■ **REQUEST**: Retype all of the entries word for word.
-------
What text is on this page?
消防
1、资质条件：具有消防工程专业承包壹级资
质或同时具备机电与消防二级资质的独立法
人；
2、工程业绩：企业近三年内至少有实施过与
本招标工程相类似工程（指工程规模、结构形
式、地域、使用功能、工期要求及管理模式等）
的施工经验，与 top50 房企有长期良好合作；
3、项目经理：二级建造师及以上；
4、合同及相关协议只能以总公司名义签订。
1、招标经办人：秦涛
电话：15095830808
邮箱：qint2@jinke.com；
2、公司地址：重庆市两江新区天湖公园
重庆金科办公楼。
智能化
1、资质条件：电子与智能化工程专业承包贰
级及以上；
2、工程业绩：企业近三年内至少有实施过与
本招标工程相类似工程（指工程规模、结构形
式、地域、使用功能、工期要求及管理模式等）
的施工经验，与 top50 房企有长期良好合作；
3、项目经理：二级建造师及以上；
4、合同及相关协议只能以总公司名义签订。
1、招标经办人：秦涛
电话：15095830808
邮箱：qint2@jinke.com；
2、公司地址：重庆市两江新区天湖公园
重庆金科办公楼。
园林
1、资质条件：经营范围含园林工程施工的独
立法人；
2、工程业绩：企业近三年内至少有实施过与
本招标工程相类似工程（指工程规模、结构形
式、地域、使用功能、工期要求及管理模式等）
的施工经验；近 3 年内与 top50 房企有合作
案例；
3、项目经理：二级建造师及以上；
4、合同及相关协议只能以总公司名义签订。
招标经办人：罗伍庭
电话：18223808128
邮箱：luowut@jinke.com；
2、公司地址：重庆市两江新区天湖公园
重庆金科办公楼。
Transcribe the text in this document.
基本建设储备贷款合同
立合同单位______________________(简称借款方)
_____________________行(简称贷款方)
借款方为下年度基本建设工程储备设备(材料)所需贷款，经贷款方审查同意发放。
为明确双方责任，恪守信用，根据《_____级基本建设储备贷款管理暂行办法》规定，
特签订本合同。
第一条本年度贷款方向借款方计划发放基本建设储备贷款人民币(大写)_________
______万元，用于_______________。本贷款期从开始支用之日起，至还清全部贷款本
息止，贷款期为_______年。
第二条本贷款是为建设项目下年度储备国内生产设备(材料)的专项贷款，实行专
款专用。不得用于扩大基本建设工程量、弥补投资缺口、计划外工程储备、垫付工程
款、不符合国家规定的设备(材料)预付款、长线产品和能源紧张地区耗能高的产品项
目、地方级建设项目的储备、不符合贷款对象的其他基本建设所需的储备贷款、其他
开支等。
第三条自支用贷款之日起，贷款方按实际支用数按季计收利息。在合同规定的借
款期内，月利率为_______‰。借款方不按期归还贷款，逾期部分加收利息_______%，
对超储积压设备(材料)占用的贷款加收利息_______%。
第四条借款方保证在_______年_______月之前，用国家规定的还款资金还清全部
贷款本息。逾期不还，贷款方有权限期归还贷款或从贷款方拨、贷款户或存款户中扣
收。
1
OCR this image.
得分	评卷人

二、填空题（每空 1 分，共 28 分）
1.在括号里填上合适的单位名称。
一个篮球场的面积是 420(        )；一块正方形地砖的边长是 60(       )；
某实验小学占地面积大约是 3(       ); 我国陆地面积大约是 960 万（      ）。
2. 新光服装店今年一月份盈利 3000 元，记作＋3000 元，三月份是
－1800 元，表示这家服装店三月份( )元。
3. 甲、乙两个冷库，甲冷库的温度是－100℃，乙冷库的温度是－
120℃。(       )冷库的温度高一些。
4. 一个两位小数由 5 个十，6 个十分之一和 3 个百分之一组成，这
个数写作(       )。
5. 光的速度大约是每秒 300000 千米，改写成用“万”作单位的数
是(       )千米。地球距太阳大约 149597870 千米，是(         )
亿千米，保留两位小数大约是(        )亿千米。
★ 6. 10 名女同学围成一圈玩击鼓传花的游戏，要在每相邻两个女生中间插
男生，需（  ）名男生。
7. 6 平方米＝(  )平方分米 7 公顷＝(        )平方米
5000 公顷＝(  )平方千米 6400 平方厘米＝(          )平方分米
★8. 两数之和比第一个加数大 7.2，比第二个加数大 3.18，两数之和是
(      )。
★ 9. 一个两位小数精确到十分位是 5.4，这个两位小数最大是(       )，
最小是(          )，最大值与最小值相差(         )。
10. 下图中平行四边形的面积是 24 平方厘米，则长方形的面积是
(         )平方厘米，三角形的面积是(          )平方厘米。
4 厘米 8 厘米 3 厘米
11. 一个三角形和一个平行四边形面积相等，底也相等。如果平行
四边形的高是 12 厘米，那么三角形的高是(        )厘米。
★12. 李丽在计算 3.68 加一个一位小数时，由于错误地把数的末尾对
-------
■ **OUTPUT BELOW**:
What text is on this page?
消防
1、资质条件：具有消防工程专业承包壹级资
质或同时具备机电与消防二级资质的独立法
人；
2、工程业绩：企业近三年内至少有实施过与
本招标工程相类似工程（指工程规模、结构形
式、地域、使用功能、工期要求及管理模式等）
的施工经验，与 top50 房企有长期良好合作；
3、项目经理：二级建造师及以上；
4、合同及相关协议只能以总公司名义签订。
1、招标经办人：秦涛
电话：15095830808
邮箱：qint2@jinke.com；
2、公司地址：重庆市两江新区天湖公园
重庆金科办公楼。
智能化
1、资质条件：电子与智能化工程专业承包贰
级及以上；
2、工程业绩：企业近三年内至少有实施过与
本招标工程相类似工程（指工程规模、结构形
式、地域、使用功能、工期要求及管理模式等）
的施工经验，与 top50 房企有长期良好合作；
3、项目经理：二级建造师及以上；
4、合同及相关协议只能以总公司名义签订。
1、招标经办人：秦涛
电话：15095830808
邮箱：qint2@jinke.com；
2、公司地址：重庆市两江新区天湖公园
重庆金科办公楼。
园林
1、资质条件：经营范围含园林工程施工的独
立法人；
2、工程业绩：企业近三年内至少有实施过与
本招标工程相类似工程（指工程规模、结构形
式、地域、使用功能、工期要求及管理模式等）
的施工经验；近 3 年内与 top50 房企有合作
案例；
3、项目经理：二级建造师及以上；
4、合同及相关协议只能以总公司名义签订。
招标经办人：罗伍庭
电话：18223808128
邮箱：luowut@jinke.com；
2、公司地址：重庆市两江新区天湖公园
重庆金科办公楼。
Transcribe the text in this document.
基本建设储备贷款合同
立合同单位______________________(简称借款方)
_____________________行(简称贷款方)
借款方为下年度基本建设工程储备设备(材料)所需贷款，经贷款方审查同意发放。
为明确双方责任，恪守信用，根据《_____级基本建设储备贷款管理暂行办法》规定，
特签订本合同。
第一条本年度贷款方向借款方计划发放基本建设储备贷款人民币(大写)_________
______万元，用于_______________。本贷款期从开始支用之日起，至还清全部贷款本
息止，贷款期为_______年。
第二条本贷款是为建设项目下年度储备国内生产设备(材料)的专项贷款，实行专
款专用。不得用于扩大基本建设工程量、弥补投资缺口、计划外工程储备、垫付工程
款、不符合国家规定的设备(材料)预付款、长线产品和能源紧张地区耗能高的产品项
目、地方级建设项目的储备、不符合贷款对象的其他基本建设所需的储备贷款、其他
开支等。
第三条自支用贷款之日起，贷款方按实际支用数按季计收利息。在合同规定的借
款期内，月利率为_______‰。借款方不按期归还贷款，逾期部分加收利息_______%，
对超储积压设备(材料)占用的贷款加收利息_______%。
第四条借款方保证在_______年_______月之前，用国家规定的还款资金还清全部
贷款本息。逾期不还，贷款方有权限期归还贷款或从贷款方拨、贷款户或存款户中扣
收。
1
OCR this image.
得分	评卷人

二、填空题（每空 1 分，共 28 分）
1.在括号里填上合适的单位名称。
一个篮球场的面积是 420(        )；一块正方形地砖的边长是 60(       )；
某实验小学占地面积大约是 3(       ); 我国陆地面积大约是 960 万（      ）。
2. 新光服装店今年一月份盈利 3000 元，记作＋3000 元，三月份是
－1800 元，表示这家服装店三月份( )元。
3. 甲、乙两个冷库，甲冷库的温度是－100℃，乙冷库的温度是－
120℃。(       )冷库的温度高一些。
4. 一个两位小数由 5 个十，6 个十分之一和 3 个百分之一组成，这
个数写作(       )。
5. 光的速度大约是每秒 300000 千米，改写成用“万”作单位的数
是(       )千米。地球距太阳大约 149597870 千米，是(         )
亿千米，保留两位小数大约是(        )亿千米。
★ 6. 10 名女同学围成一圈玩击鼓传花的游戏，要在每相邻两个女生中间插
男生，需（  ）名男生。
7. 6 平方米＝(  )平方分米 7 公顷＝(        )平方米
5000 公顷＝(  )平方千米 6400 平方厘米＝(          )平方分米
★8. 两数之和比第一个加数大 7.2，比第二个加数大 3.18，两数之和是
(      )。
★ 9. 一个两位小数精确到十分位是 5.4，这个两位小数最大是(       )，
最小是(          )，最大值与最小值相差(         )。
10. 下图中平行四边形的面积是 24 平方厘米，则长方形的面积是
(         )平方厘米，三角形的面积是(          )平方厘米。
4 厘米 8 厘米 3 厘米
11. 一个三角形和一个平行四边形面积相等，底也相等。如果平行
四边形的高是 12 厘米，那么三角形的高是(        )厘米。
★12. 李丽在计算 3.68 加一个一位小数时，由于错误地把数的末尾对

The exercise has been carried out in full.